Please write out the stretch of entries from the very first line through the line containing "149, 146, 186]", reproducing each line unchanged.

• [Data to process]:
..............................

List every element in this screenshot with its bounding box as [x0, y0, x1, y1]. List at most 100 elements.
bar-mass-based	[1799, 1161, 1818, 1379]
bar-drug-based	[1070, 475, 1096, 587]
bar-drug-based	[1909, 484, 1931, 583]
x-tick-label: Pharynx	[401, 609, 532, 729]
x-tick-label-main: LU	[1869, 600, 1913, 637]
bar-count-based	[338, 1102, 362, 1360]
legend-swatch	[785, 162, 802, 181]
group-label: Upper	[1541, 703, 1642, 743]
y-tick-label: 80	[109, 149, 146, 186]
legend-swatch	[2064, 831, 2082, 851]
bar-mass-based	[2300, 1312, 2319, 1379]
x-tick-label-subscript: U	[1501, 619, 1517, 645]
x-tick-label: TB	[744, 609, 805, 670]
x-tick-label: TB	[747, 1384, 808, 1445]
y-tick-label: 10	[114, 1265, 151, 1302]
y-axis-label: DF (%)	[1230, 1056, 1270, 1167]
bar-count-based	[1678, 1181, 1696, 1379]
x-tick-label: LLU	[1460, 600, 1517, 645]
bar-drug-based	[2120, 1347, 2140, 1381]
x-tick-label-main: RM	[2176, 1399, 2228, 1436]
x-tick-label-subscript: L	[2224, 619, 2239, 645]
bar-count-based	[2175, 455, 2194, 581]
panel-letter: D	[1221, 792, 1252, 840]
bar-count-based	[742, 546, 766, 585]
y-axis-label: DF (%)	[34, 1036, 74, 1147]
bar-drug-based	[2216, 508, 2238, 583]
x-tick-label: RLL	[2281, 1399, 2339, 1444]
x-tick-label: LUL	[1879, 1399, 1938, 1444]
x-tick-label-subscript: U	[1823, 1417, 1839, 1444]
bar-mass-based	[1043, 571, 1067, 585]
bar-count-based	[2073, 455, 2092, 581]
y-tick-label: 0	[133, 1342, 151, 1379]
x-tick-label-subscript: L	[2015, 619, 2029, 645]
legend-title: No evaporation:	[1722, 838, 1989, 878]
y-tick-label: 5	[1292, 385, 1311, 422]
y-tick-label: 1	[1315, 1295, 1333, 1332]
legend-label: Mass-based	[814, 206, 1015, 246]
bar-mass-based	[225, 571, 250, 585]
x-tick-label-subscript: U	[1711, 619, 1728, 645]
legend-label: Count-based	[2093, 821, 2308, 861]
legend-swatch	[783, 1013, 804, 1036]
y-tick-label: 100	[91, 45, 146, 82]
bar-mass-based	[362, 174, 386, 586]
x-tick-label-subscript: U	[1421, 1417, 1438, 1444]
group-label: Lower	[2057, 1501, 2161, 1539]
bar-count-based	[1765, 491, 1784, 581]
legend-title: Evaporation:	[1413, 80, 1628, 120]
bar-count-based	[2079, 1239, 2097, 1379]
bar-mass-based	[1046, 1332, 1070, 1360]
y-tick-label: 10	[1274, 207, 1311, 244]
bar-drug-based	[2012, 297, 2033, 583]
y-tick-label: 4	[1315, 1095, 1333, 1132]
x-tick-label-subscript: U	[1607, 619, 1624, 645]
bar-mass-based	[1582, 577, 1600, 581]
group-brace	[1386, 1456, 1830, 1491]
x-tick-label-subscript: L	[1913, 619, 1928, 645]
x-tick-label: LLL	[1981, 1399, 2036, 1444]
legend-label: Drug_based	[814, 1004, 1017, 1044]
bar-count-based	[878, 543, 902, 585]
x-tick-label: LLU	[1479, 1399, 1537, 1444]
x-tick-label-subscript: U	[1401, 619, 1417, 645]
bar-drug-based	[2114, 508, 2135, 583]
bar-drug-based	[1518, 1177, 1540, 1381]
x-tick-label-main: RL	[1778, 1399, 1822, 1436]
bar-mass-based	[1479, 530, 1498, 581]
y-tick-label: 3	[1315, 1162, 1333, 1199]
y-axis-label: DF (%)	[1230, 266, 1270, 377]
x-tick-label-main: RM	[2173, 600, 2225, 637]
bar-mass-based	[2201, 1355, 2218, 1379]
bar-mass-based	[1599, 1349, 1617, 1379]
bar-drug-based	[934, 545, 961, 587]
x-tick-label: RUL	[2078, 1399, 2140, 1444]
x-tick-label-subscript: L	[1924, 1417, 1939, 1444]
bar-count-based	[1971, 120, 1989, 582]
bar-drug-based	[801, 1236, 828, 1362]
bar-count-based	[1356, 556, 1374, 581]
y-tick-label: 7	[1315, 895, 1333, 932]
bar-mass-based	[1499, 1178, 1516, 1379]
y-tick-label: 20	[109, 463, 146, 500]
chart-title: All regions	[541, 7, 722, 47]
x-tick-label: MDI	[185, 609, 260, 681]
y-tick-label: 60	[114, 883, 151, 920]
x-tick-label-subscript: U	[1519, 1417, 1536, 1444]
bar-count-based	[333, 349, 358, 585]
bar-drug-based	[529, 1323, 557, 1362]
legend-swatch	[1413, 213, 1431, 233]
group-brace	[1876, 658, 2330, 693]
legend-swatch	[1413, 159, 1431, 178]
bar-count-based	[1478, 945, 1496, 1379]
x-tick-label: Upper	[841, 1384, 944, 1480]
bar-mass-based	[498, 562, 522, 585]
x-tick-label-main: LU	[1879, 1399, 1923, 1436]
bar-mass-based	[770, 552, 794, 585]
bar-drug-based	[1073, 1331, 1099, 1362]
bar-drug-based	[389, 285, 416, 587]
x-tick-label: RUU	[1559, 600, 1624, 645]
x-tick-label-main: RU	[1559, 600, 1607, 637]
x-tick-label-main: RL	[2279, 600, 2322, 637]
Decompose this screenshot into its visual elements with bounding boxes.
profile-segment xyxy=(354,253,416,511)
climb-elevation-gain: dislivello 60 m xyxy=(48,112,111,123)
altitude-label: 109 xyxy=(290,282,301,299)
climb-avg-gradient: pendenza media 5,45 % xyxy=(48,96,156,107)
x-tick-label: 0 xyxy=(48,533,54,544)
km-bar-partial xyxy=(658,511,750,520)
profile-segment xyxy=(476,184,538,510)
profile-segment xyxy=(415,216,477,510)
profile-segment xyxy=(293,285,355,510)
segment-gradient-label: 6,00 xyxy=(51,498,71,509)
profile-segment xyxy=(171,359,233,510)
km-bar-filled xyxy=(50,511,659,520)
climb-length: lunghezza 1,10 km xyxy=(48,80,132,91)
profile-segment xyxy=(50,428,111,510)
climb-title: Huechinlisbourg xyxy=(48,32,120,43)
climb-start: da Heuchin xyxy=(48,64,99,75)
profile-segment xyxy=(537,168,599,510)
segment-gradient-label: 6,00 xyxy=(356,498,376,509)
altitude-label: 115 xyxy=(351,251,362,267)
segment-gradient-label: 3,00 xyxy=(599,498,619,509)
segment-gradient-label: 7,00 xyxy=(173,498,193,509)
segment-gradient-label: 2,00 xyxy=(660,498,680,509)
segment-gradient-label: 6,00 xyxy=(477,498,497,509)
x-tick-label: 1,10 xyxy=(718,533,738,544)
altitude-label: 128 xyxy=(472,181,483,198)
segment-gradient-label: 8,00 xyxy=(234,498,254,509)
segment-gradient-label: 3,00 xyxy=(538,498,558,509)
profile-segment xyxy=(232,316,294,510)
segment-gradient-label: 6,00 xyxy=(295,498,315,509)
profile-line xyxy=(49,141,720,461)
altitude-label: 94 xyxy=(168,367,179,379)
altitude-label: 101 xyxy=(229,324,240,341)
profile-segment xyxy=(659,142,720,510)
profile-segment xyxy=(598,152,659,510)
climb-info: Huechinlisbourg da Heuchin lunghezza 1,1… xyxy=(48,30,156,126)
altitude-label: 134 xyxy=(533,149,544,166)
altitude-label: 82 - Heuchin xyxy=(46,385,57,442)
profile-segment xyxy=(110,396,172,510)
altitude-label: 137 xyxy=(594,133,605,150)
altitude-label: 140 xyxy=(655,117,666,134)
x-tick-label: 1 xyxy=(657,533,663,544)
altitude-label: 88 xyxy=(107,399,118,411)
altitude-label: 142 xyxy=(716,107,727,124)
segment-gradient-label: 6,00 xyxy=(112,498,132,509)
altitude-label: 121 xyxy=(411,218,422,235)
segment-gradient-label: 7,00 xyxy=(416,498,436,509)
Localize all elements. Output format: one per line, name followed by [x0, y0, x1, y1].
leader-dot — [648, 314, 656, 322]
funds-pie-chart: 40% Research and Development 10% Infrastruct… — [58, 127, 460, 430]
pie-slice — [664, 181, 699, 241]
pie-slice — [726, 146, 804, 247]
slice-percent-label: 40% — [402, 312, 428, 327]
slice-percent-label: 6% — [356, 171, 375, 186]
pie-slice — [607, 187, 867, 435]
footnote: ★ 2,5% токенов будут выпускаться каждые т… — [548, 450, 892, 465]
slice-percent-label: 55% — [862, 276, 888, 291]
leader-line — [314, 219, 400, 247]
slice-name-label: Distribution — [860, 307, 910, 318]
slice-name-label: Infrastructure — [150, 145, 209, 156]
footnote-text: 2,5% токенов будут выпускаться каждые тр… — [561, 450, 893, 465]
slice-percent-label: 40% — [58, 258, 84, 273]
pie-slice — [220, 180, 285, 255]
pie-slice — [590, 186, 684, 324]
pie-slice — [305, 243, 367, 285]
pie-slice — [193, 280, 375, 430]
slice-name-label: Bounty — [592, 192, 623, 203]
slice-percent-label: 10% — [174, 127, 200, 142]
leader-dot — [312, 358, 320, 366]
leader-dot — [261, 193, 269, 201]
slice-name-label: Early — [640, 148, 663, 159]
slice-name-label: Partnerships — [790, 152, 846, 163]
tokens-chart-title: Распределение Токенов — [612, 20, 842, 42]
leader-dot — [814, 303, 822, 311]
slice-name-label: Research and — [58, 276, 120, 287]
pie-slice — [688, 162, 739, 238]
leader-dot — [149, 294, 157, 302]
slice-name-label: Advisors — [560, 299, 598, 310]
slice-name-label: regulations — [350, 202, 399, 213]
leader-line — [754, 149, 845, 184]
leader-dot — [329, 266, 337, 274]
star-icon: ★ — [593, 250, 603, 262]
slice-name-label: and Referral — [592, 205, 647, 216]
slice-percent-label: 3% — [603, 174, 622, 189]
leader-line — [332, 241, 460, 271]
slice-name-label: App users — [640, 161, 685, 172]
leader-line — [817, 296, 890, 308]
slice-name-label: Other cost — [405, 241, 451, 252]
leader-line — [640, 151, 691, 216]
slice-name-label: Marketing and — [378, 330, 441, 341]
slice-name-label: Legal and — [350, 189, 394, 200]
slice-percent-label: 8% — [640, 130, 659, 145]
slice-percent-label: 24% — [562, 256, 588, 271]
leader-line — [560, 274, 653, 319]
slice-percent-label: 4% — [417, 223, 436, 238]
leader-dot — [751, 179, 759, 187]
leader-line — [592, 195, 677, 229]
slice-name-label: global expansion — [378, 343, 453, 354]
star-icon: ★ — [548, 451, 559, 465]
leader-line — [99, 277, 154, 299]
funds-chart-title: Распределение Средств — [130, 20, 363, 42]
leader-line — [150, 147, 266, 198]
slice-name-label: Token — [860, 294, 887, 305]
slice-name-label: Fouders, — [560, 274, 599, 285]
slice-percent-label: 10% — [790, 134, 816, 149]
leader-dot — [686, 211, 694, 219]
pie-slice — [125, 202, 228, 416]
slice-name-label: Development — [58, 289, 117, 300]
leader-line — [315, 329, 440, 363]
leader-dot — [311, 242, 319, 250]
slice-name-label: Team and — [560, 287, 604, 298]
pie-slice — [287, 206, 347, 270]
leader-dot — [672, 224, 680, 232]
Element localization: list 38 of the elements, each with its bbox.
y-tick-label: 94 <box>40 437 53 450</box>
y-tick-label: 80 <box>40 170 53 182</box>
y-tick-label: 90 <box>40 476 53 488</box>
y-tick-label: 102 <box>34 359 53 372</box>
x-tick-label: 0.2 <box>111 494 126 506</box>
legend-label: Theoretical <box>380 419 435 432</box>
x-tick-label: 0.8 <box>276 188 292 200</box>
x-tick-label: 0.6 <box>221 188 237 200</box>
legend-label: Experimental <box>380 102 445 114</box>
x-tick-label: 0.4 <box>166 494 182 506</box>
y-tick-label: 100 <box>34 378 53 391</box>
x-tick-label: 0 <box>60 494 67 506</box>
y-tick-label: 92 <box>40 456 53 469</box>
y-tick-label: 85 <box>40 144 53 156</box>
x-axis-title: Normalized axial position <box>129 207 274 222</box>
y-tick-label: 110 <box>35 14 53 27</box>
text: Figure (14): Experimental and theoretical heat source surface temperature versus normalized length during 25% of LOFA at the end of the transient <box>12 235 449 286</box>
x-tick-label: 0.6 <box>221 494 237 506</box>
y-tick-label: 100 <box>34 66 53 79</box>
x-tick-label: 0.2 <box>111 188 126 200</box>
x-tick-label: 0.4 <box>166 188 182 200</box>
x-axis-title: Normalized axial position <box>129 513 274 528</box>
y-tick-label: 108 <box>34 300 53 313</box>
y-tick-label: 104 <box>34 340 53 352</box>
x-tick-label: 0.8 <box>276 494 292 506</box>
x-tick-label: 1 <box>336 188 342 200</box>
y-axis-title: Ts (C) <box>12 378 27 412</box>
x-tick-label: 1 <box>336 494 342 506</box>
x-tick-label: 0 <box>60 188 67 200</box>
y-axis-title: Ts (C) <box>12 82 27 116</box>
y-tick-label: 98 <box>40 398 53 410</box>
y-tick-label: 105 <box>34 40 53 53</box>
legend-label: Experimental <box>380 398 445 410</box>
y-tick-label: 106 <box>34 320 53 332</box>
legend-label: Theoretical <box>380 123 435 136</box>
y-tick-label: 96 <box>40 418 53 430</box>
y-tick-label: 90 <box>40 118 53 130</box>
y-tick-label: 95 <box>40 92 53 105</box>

..............................

• [The output]:
List every element in this screenshot with its bounding box as [x0, y0, x1, y1]. List at most 100 elements.
bar-mass-based	[1799, 1161, 1818, 1379]
bar-drug-based	[1070, 475, 1096, 587]
bar-drug-based	[1909, 484, 1931, 583]
x-tick-label: Pharynx	[401, 609, 532, 729]
x-tick-label-main: LU	[1869, 600, 1913, 637]
bar-count-based	[338, 1102, 362, 1360]
legend-swatch	[785, 162, 802, 181]
group-label: Upper	[1541, 703, 1642, 743]
y-tick-label: 80	[109, 149, 146, 186]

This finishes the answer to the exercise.